Reading passage -

Continuous Control with Reinforcment Learning

Introduction

This directory contains the implementation of DDPG (Deep Deterministic Policy Gradient) algorithm applied to Unity Environment Reacher.

In this environment, a double-jointed arm can move to target locations. A reward of +0.1 is provided for each step that the agent's hand is in the goal location. Thus, the goal the agent is to maintain its position at the target location for as many time steps as possible. Detailed description may be found here)

State space is 33 dimensional vector with real numbers, consisting of position, rotation, velocity, and angular velocities of the arm.

Action space is 4 dimentional vector with real numbers, corresponding to torque applicable to two joints. Every entry in the action vector should be a number between -1 and 1.

Solution criteria: the environment is considered to be solved when the agent gets an average score of +30 over 100 consecutive episodes (averaged over all agents in case of multiagent environment).

Installation

For detailed Python environment setup (PyTorch, the ML-Agents toolkit, and a few more Python packages) please follow these steps: link

PreBuild Unity Environment:

Linux: 20 agents, 1 agent

Windows x32: 20 agents, 1 agent

Windows x64: 20 agents, 1 agent

Mac: 20 agents, 1 agent

Theoretical background

The DDPG algorithm was firstly presented in the papaer Lillicrap et. al. The pseudocode for this algorithm can be summarised as following:

The idea behind the algorithm:

Given the state of an Agent in the Environment, the Policy network returns an action from the continuous action space slightly perturbed by noise for the exploration purposes.

The QNetwork then evaluates this action given the state (So the networks accepts concatenated vector state-action and returns a single value).

The corresponding implementation of abovementioned algorithm is stated below with the auxiliary comments:

    def update_Qnet_and_policy(self, experiences):
        states, actions, rewards, next_states, dones = experiences 
        # ^ sample random experiences from the memory
        
        next_actions, next_actions_perturbed = self.actor_target(next_states)

Data lines -
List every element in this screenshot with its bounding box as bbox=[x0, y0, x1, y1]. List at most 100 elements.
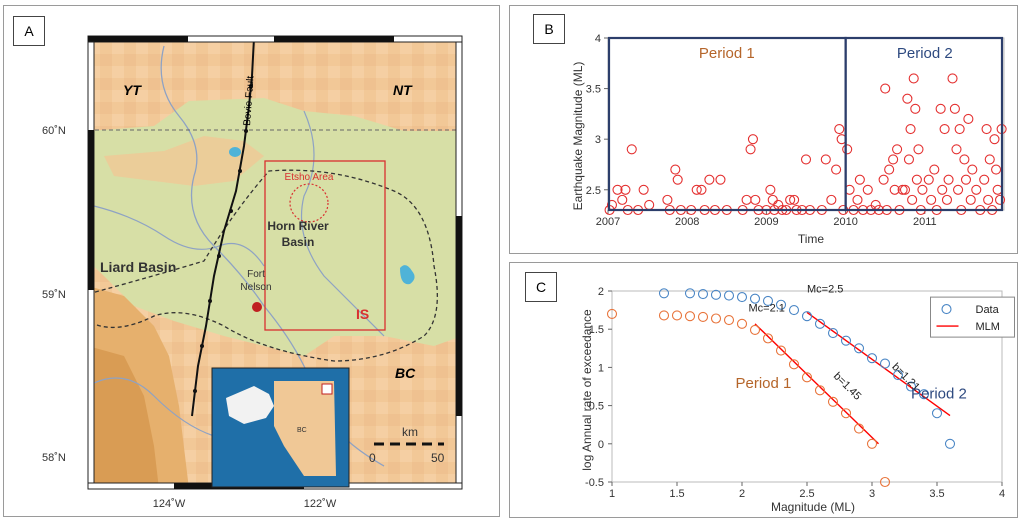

Required tasks -
• 1. List every platform for which the DDPG Reacher write-up offers a prebuilt Unity environment.
• 2. Extend the DDPG Reacher write-up, picking up right after its final line of code.

The answers -
• 1. Linux, Windows x32, Windows x64, Mac

• 2.
        # ^ get actions from the next states according to target policy
        
        Q_targets_next = self.critic_target(next_states, next_actions) 
        # ^ evaluate the q-function for the next states and next actions
        
        Q_targets = rewards + (self.__gamma*Q_targets_next*(1 - dones))  
        # ^ get target q-function value for the current states and actions
        
        Q_expected = self.critic_local(states, actions)
        # ^ get the estimation of q-function value for the current states and actions according 
        # to critic network
        
        loss_func = nn.MSELoss()
        loss_critic = loss_func(Q_expected, Q_targets.detach())
        # ^ define the loss functions for critic

        self.optimizer_critic.zero_grad()
        loss_critic.backward()
        self.optimizer_critic.step()
        # ^ update the critic network (q-network)

        predicted_actions, predicted_actions_perturbed = self.actor_local(states) 
        # ^ get new predicted actions, not the ones stored in buffer

        loss_actor = -self.critic_local(states, predicted_actions).mean()
         # ^ define the loss functions for actor

        self.optimizer_actor.zero_grad()
        loss_actor.backward()
        self.optimizer_actor.step()
        # ^ update the actor network (policy)

Code organization

The implementation is stored in the folder 'src', which includes:

• interact_and_train.py- the main file, to run the training of reinforcment learning agent. It includes hyperparameters and fucntion 'interact_and_train' which creates the instances of an Environmet and an Agent and runs their interaction. This file also includes all the hyperparameters
• Agent.py - contains the implementation of an Agent.
• ReplayBuffer.py - implementation of internal buffer to sample the experiences.
• QNetwork.py - an ANN to evaluate Q-function.
• Policy.py - an ANN to chose an action given the state.
• plotter.py - generates the plot of scores acquired during the training.
• run_one_time.py - initializes an Agent with specified state dictionary and architecture and run visualisation of the Agent's performance.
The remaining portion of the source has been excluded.